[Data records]
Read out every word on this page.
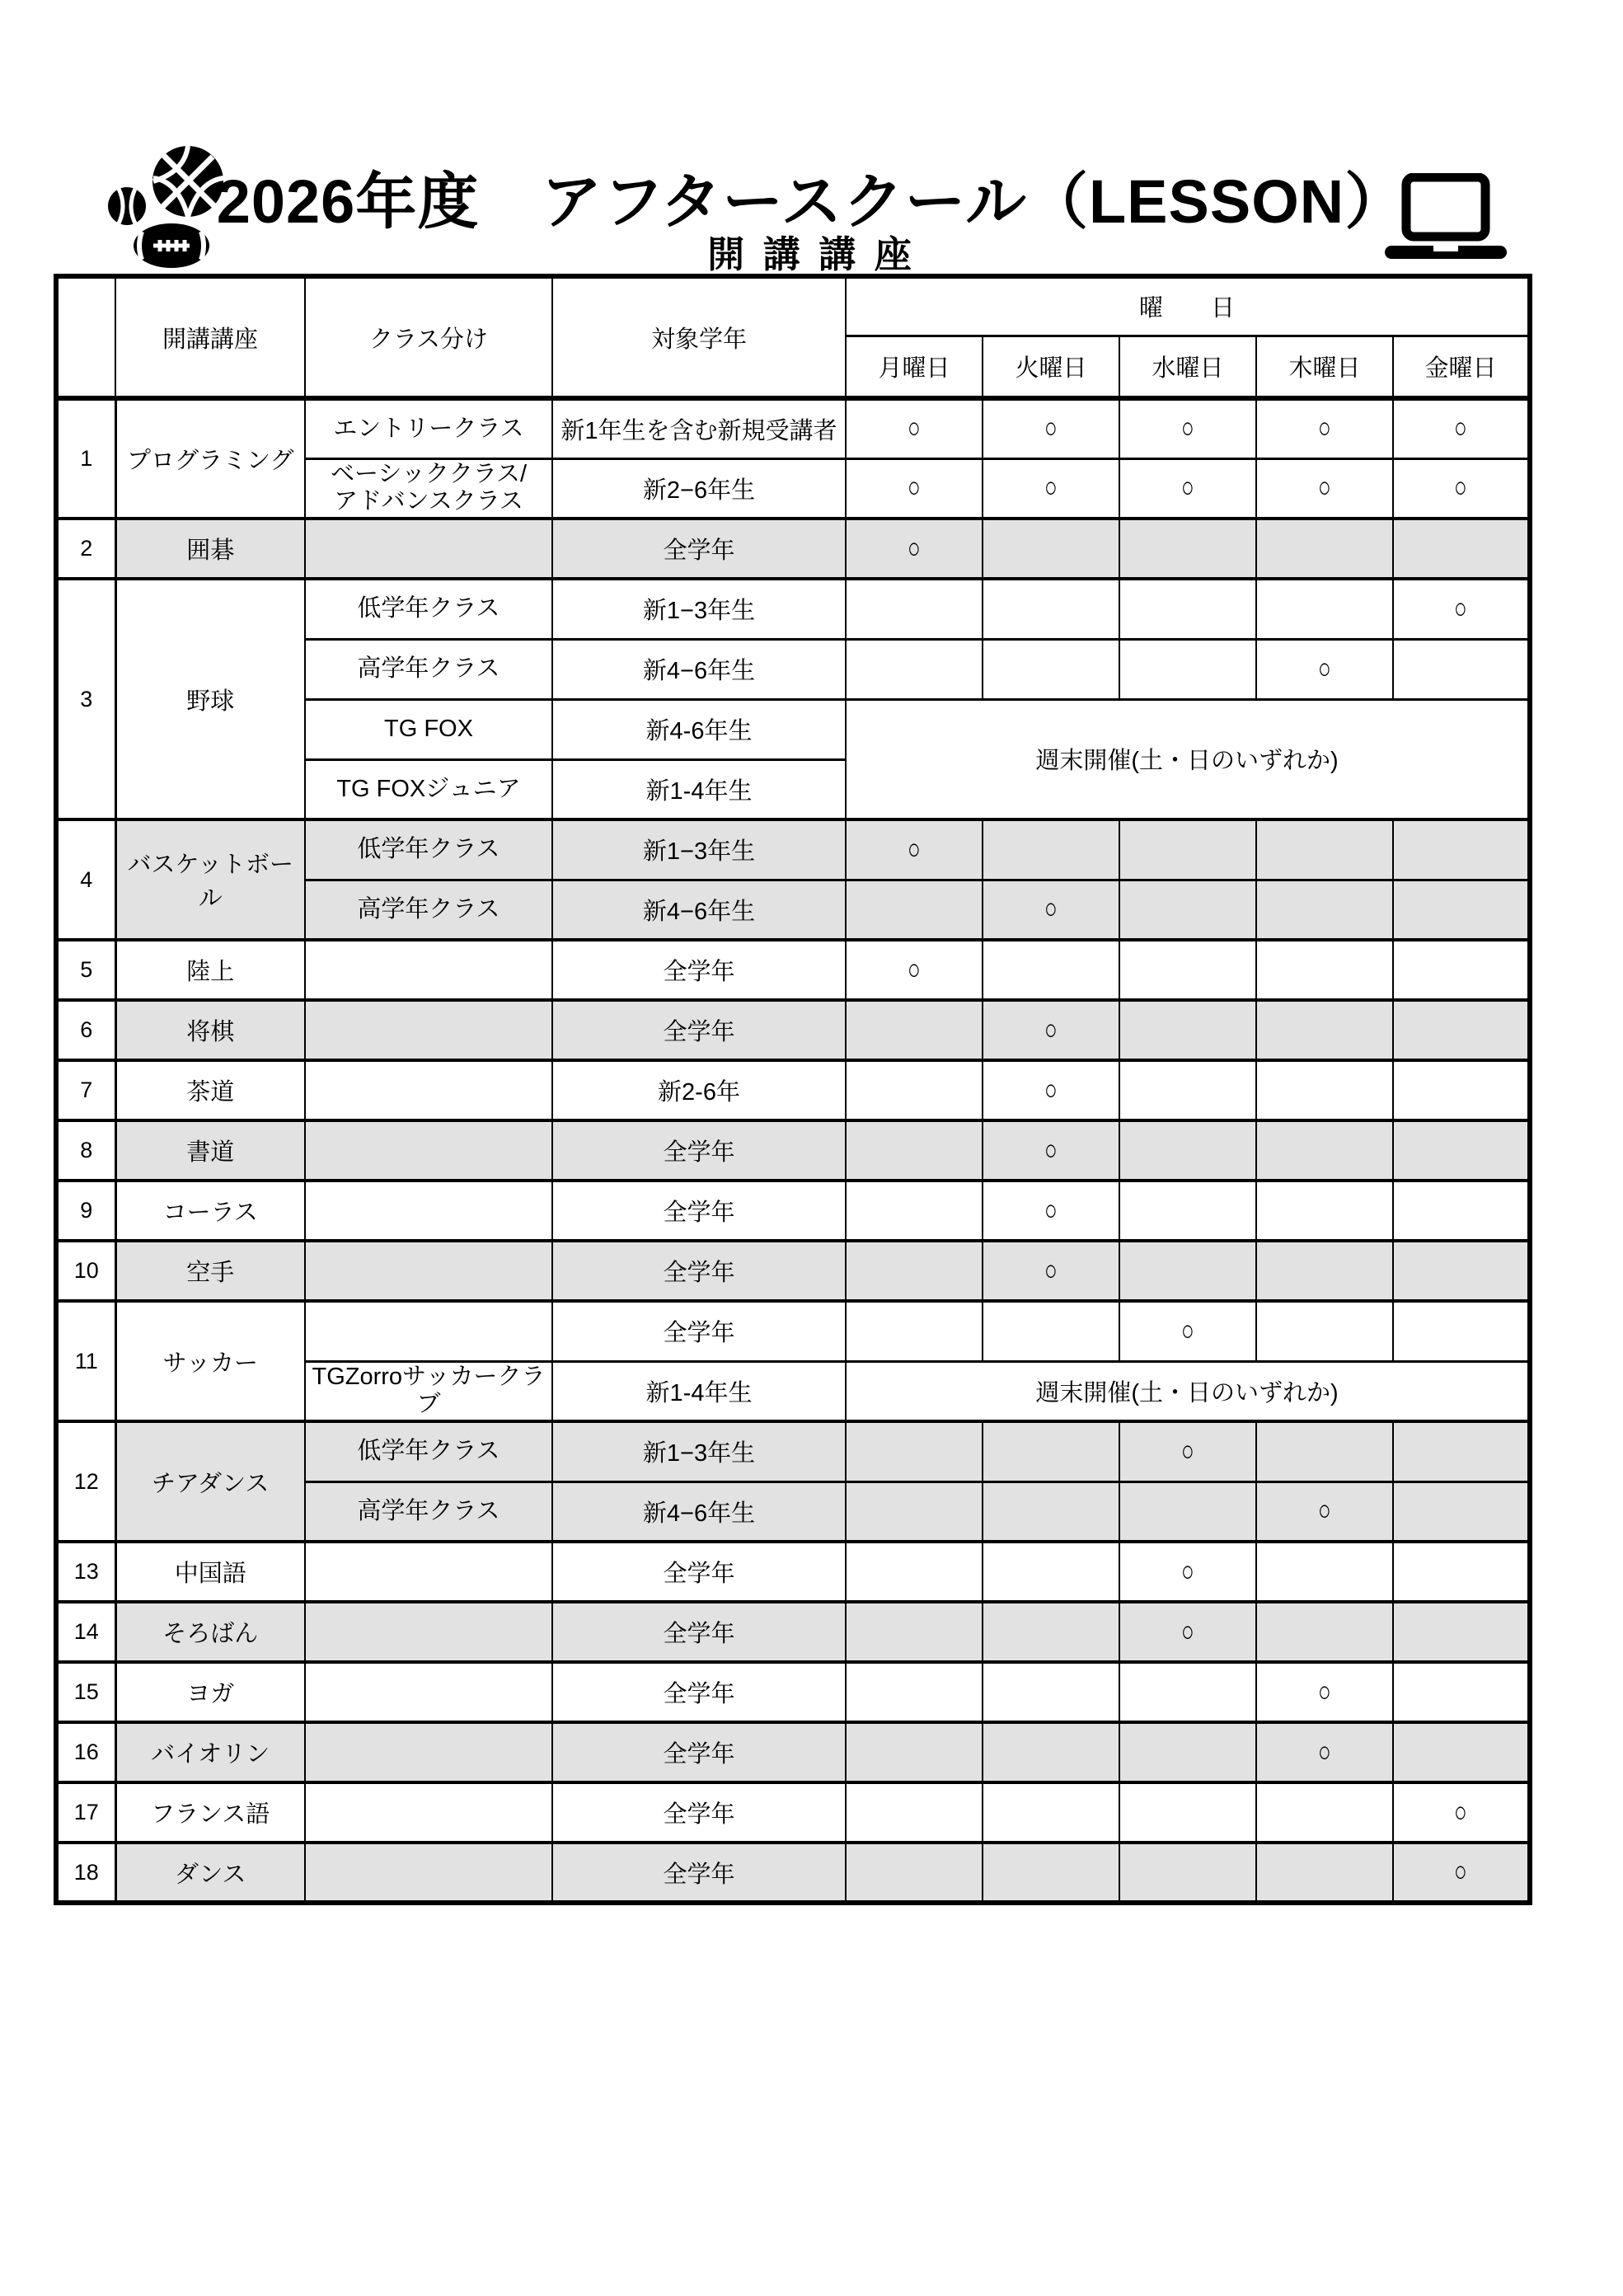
2026年度　アフタースクール（LESSON）
開 講 講 座
	開講講座	クラス分け	対象学年	曜　　日				
				月曜日	火曜日	水曜日	木曜日	金曜日
1	プログラミング	エントリークラス	新1年生を含む新規受講者	○	○	○	○	○
		ベーシッククラス/
アドバンスクラス	新2−6年生	○	○	○	○	○
2	囲碁		全学年	○				
3	野球	低学年クラス	新1−3年生					○
		高学年クラス	新4−6年生				○	
		TG FOX	新4-6年生	週末開催(土・日のいずれか)				
		TG FOXジュニア	新1-4年生					
4	バスケットボール	低学年クラス	新1−3年生	○				
		高学年クラス	新4−6年生		○			
5	陸上		全学年	○				
6	将棋		全学年		○			
7	茶道		新2-6年		○			
8	書道		全学年		○			
9	コーラス		全学年		○			
10	空手		全学年		○			
11	サッカー		全学年			○		
		TGZorroサッカークラブ	新1-4年生	週末開催(土・日のいずれか)				
12	チアダンス	低学年クラス	新1−3年生			○		
		高学年クラス	新4−6年生				○	
13	中国語		全学年			○		
14	そろばん		全学年			○		
15	ヨガ		全学年				○	
16	バイオリン		全学年				○	
17	フランス語		全学年					○
18	ダンス		全学年					○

● REQUIREMENT
Repeat the listing verbatim. Skip the pictures.

● SOLUTION TO THIS EXERCISE
Read out every word on this page.
2026年度　アフタースクール（LESSON）
開 講 講 座
	開講講座	クラス分け	対象学年	曜　　日				
				月曜日	火曜日	水曜日	木曜日	金曜日
1	プログラミング	エントリークラス	新1年生を含む新規受講者	○	○	○	○	○
		ベーシッククラス/
アドバンスクラス	新2−6年生	○	○	○	○	○
2	囲碁		全学年	○				
3	野球	低学年クラス	新1−3年生					○
		高学年クラス	新4−6年生				○	
		TG FOX	新4-6年生	週末開催(土・日のいずれか)				
		TG FOXジュニア	新1-4年生					
4	バスケットボール	低学年クラス	新1−3年生	○				
		高学年クラス	新4−6年生		○			
5	陸上		全学年	○				
6	将棋		全学年		○			
7	茶道		新2-6年		○			
8	書道		全学年		○			
9	コーラス		全学年		○			
10	空手		全学年		○			
11	サッカー		全学年			○		
		TGZorroサッカークラブ	新1-4年生	週末開催(土・日のいずれか)				
12	チアダンス	低学年クラス	新1−3年生			○		
		高学年クラス	新4−6年生				○	
13	中国語		全学年			○		
14	そろばん		全学年			○		
15	ヨガ		全学年				○	
16	バイオリン		全学年				○	
17	フランス語		全学年					○
18	ダンス		全学年					○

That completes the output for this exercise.